### Work required
Here are some entries; quote each one exactly.

### Record list
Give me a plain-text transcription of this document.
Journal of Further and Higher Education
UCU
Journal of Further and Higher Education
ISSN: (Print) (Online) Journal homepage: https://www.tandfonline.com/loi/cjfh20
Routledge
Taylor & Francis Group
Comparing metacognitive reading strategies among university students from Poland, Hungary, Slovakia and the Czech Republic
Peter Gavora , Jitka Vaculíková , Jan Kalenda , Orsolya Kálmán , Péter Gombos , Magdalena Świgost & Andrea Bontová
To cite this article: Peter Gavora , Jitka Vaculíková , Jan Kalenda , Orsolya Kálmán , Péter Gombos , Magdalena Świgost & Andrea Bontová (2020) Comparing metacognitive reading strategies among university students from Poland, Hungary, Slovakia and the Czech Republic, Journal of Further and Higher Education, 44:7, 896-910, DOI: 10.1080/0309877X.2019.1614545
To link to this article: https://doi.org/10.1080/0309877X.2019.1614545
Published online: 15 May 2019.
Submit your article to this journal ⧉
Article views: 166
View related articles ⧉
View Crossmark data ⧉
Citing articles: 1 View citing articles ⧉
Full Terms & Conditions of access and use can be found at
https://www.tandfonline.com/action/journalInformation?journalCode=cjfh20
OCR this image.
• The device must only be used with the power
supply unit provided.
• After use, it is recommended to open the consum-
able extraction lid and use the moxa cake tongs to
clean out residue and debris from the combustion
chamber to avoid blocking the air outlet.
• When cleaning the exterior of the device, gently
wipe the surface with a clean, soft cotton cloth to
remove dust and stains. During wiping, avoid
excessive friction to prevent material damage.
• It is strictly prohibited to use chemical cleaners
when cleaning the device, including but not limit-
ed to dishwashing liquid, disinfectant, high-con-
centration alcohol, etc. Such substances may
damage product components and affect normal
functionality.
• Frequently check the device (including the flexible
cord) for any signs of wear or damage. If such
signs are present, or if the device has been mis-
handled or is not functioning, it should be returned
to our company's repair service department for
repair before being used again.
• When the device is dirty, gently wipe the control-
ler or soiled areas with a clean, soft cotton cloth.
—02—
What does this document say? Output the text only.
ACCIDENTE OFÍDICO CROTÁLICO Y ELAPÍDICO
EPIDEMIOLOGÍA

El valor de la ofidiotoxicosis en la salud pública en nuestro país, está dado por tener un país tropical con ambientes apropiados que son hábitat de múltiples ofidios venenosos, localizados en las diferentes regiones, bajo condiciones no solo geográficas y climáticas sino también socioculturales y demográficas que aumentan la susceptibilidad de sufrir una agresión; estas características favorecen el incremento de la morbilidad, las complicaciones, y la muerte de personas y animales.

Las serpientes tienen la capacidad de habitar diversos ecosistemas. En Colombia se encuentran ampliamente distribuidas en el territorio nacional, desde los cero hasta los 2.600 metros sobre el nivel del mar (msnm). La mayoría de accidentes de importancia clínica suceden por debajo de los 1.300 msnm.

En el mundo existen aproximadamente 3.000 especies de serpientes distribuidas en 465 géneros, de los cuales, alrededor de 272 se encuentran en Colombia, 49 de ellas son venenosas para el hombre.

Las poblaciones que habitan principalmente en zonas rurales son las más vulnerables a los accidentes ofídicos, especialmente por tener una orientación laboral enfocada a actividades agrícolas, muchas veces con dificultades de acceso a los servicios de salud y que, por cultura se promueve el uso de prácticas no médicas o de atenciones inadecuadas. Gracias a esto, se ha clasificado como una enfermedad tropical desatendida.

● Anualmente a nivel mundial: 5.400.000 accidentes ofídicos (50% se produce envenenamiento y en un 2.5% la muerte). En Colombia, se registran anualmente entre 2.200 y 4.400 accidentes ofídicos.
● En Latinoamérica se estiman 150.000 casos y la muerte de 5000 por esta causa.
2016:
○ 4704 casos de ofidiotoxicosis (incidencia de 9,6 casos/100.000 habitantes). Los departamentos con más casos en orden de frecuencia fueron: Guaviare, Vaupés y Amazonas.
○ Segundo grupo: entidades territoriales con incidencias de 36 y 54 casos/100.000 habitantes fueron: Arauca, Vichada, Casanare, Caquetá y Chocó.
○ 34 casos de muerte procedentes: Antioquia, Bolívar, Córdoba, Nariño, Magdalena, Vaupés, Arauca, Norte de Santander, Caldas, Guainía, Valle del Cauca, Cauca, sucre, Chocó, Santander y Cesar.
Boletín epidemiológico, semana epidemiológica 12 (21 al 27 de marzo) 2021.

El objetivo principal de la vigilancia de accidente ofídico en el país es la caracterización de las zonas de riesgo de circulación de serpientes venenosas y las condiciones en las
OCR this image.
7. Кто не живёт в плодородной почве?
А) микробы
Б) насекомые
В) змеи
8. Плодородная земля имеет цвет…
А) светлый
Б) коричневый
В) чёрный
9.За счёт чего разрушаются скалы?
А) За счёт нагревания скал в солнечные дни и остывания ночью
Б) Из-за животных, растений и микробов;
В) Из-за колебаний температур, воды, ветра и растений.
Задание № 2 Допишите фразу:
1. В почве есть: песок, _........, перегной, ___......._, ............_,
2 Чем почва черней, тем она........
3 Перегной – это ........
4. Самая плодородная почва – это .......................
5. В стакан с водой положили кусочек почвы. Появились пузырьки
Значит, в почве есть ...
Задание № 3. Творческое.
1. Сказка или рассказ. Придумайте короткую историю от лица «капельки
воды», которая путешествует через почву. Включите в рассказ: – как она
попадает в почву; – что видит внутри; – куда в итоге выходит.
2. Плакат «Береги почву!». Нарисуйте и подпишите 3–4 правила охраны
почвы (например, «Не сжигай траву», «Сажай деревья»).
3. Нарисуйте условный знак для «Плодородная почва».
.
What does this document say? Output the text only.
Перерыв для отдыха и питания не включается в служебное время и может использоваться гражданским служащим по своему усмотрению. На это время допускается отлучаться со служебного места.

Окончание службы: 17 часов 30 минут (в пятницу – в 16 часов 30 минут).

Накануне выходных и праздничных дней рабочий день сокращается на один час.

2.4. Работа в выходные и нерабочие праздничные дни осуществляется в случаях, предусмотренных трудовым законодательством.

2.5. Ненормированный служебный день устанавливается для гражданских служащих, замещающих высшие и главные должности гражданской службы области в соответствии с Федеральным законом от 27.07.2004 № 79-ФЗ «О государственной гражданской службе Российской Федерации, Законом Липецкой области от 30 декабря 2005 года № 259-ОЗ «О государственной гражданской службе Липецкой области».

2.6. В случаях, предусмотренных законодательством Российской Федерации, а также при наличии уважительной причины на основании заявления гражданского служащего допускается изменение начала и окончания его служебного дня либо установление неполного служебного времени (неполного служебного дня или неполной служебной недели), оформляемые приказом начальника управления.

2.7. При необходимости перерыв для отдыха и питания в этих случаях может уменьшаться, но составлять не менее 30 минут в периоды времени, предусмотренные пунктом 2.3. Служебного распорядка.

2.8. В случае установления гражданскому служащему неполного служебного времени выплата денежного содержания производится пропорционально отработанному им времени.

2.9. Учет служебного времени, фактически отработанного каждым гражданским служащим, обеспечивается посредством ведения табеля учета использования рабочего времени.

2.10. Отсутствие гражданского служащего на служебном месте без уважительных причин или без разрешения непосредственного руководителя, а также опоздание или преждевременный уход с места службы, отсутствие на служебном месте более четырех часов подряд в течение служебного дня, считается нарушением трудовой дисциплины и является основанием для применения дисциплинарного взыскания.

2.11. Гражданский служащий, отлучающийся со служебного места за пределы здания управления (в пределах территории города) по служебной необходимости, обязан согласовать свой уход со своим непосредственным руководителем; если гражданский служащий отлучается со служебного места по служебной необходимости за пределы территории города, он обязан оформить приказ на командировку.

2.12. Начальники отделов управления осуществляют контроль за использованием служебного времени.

### Answer to this task
Give me a plain-text transcription of this document.
Journal of Further and Higher Education
UCU
Journal of Further and Higher Education
ISSN: (Print) (Online) Journal homepage: https://www.tandfonline.com/loi/cjfh20
Routledge
Taylor & Francis Group
Comparing metacognitive reading strategies among university students from Poland, Hungary, Slovakia and the Czech Republic
Peter Gavora , Jitka Vaculíková , Jan Kalenda , Orsolya Kálmán , Péter Gombos , Magdalena Świgost & Andrea Bontová
To cite this article: Peter Gavora , Jitka Vaculíková , Jan Kalenda , Orsolya Kálmán , Péter Gombos , Magdalena Świgost & Andrea Bontová (2020) Comparing metacognitive reading strategies among university students from Poland, Hungary, Slovakia and the Czech Republic, Journal of Further and Higher Education, 44:7, 896-910, DOI: 10.1080/0309877X.2019.1614545
To link to this article: https://doi.org/10.1080/0309877X.2019.1614545
Published online: 15 May 2019.
Submit your article to this journal ⧉
Article views: 166
View related articles ⧉
View Crossmark data ⧉
Citing articles: 1 View citing articles ⧉
Full Terms & Conditions of access and use can be found at
https://www.tandfonline.com/action/journalInformation?journalCode=cjfh20
OCR this image.
• The device must only be used with the power
supply unit provided.
• After use, it is recommended to open the consum-
able extraction lid and use the moxa cake tongs to
clean out residue and debris from the combustion
chamber to avoid blocking the air outlet.
• When cleaning the exterior of the device, gently
wipe the surface with a clean, soft cotton cloth to
remove dust and stains. During wiping, avoid
excessive friction to prevent material damage.
• It is strictly prohibited to use chemical cleaners
when cleaning the device, including but not limit-
ed to dishwashing liquid, disinfectant, high-con-
centration alcohol, etc. Such substances may
damage product components and affect normal
functionality.
• Frequently check the device (including the flexible
cord) for any signs of wear or damage. If such
signs are present, or if the device has been mis-
handled or is not functioning, it should be returned
to our company's repair service department for
repair before being used again.
• When the device is dirty, gently wipe the control-
ler or soiled areas with a clean, soft cotton cloth.
—02—
What does this document say? Output the text only.
ACCIDENTE OFÍDICO CROTÁLICO Y ELAPÍDICO
EPIDEMIOLOGÍA

El valor de la ofidiotoxicosis en la salud pública en nuestro país, está dado por tener un país tropical con ambientes apropiados que son hábitat de múltiples ofidios venenosos, localizados en las diferentes regiones, bajo condiciones no solo geográficas y climáticas sino también socioculturales y demográficas que aumentan la susceptibilidad de sufrir una agresión; estas características favorecen el incremento de la morbilidad, las complicaciones, y la muerte de personas y animales.

Las serpientes tienen la capacidad de habitar diversos ecosistemas. En Colombia se encuentran ampliamente distribuidas en el territorio nacional, desde los cero hasta los 2.600 metros sobre el nivel del mar (msnm). La mayoría de accidentes de importancia clínica suceden por debajo de los 1.300 msnm.

En el mundo existen aproximadamente 3.000 especies de serpientes distribuidas en 465 géneros, de los cuales, alrededor de 272 se encuentran en Colombia, 49 de ellas son venenosas para el hombre.

Las poblaciones que habitan principalmente en zonas rurales son las más vulnerables a los accidentes ofídicos, especialmente por tener una orientación laboral enfocada a actividades agrícolas, muchas veces con dificultades de acceso a los servicios de salud y que, por cultura se promueve el uso de prácticas no médicas o de atenciones inadecuadas. Gracias a esto, se ha clasificado como una enfermedad tropical desatendida.

● Anualmente a nivel mundial: 5.400.000 accidentes ofídicos (50% se produce envenenamiento y en un 2.5% la muerte). En Colombia, se registran anualmente entre 2.200 y 4.400 accidentes ofídicos.
● En Latinoamérica se estiman 150.000 casos y la muerte de 5000 por esta causa.
2016:
○ 4704 casos de ofidiotoxicosis (incidencia de 9,6 casos/100.000 habitantes). Los departamentos con más casos en orden de frecuencia fueron: Guaviare, Vaupés y Amazonas.
○ Segundo grupo: entidades territoriales con incidencias de 36 y 54 casos/100.000 habitantes fueron: Arauca, Vichada, Casanare, Caquetá y Chocó.
○ 34 casos de muerte procedentes: Antioquia, Bolívar, Córdoba, Nariño, Magdalena, Vaupés, Arauca, Norte de Santander, Caldas, Guainía, Valle del Cauca, Cauca, sucre, Chocó, Santander y Cesar.
Boletín epidemiológico, semana epidemiológica 12 (21 al 27 de marzo) 2021.

El objetivo principal de la vigilancia de accidente ofídico en el país es la caracterización de las zonas de riesgo de circulación de serpientes venenosas y las condiciones en las
OCR this image.
7. Кто не живёт в плодородной почве?
А) микробы
Б) насекомые
В) змеи
8. Плодородная земля имеет цвет…
А) светлый
Б) коричневый
В) чёрный
9.За счёт чего разрушаются скалы?
А) За счёт нагревания скал в солнечные дни и остывания ночью
Б) Из-за животных, растений и микробов;
В) Из-за колебаний температур, воды, ветра и растений.
Задание № 2 Допишите фразу:
1. В почве есть: песок, _........, перегной, ___......._, ............_,
2 Чем почва черней, тем она........
3 Перегной – это ........
4. Самая плодородная почва – это .......................
5. В стакан с водой положили кусочек почвы. Появились пузырьки
Значит, в почве есть ...
Задание № 3. Творческое.
1. Сказка или рассказ. Придумайте короткую историю от лица «капельки
воды», которая путешествует через почву. Включите в рассказ: – как она
попадает в почву; – что видит внутри; – куда в итоге выходит.
2. Плакат «Береги почву!». Нарисуйте и подпишите 3–4 правила охраны
почвы (например, «Не сжигай траву», «Сажай деревья»).
3. Нарисуйте условный знак для «Плодородная почва».
.
What does this document say? Output the text only.
Перерыв для отдыха и питания не включается в служебное время и может использоваться гражданским служащим по своему усмотрению. На это время допускается отлучаться со служебного места.

Окончание службы: 17 часов 30 минут (в пятницу – в 16 часов 30 минут).

Накануне выходных и праздничных дней рабочий день сокращается на один час.

2.4. Работа в выходные и нерабочие праздничные дни осуществляется в случаях, предусмотренных трудовым законодательством.

2.5. Ненормированный служебный день устанавливается для гражданских служащих, замещающих высшие и главные должности гражданской службы области в соответствии с Федеральным законом от 27.07.2004 № 79-ФЗ «О государственной гражданской службе Российской Федерации, Законом Липецкой области от 30 декабря 2005 года № 259-ОЗ «О государственной гражданской службе Липецкой области».

2.6. В случаях, предусмотренных законодательством Российской Федерации, а также при наличии уважительной причины на основании заявления гражданского служащего допускается изменение начала и окончания его служебного дня либо установление неполного служебного времени (неполного служебного дня или неполной служебной недели), оформляемые приказом начальника управления.

2.7. При необходимости перерыв для отдыха и питания в этих случаях может уменьшаться, но составлять не менее 30 минут в периоды времени, предусмотренные пунктом 2.3. Служебного распорядка.

2.8. В случае установления гражданскому служащему неполного служебного времени выплата денежного содержания производится пропорционально отработанному им времени.

2.9. Учет служебного времени, фактически отработанного каждым гражданским служащим, обеспечивается посредством ведения табеля учета использования рабочего времени.

2.10. Отсутствие гражданского служащего на служебном месте без уважительных причин или без разрешения непосредственного руководителя, а также опоздание или преждевременный уход с места службы, отсутствие на служебном месте более четырех часов подряд в течение служебного дня, считается нарушением трудовой дисциплины и является основанием для применения дисциплинарного взыскания.

2.11. Гражданский служащий, отлучающийся со служебного места за пределы здания управления (в пределах территории города) по служебной необходимости, обязан согласовать свой уход со своим непосредственным руководителем; если гражданский служащий отлучается со служебного места по служебной необходимости за пределы территории города, он обязан оформить приказ на командировку.

2.12. Начальники отделов управления осуществляют контроль за использованием служебного времени.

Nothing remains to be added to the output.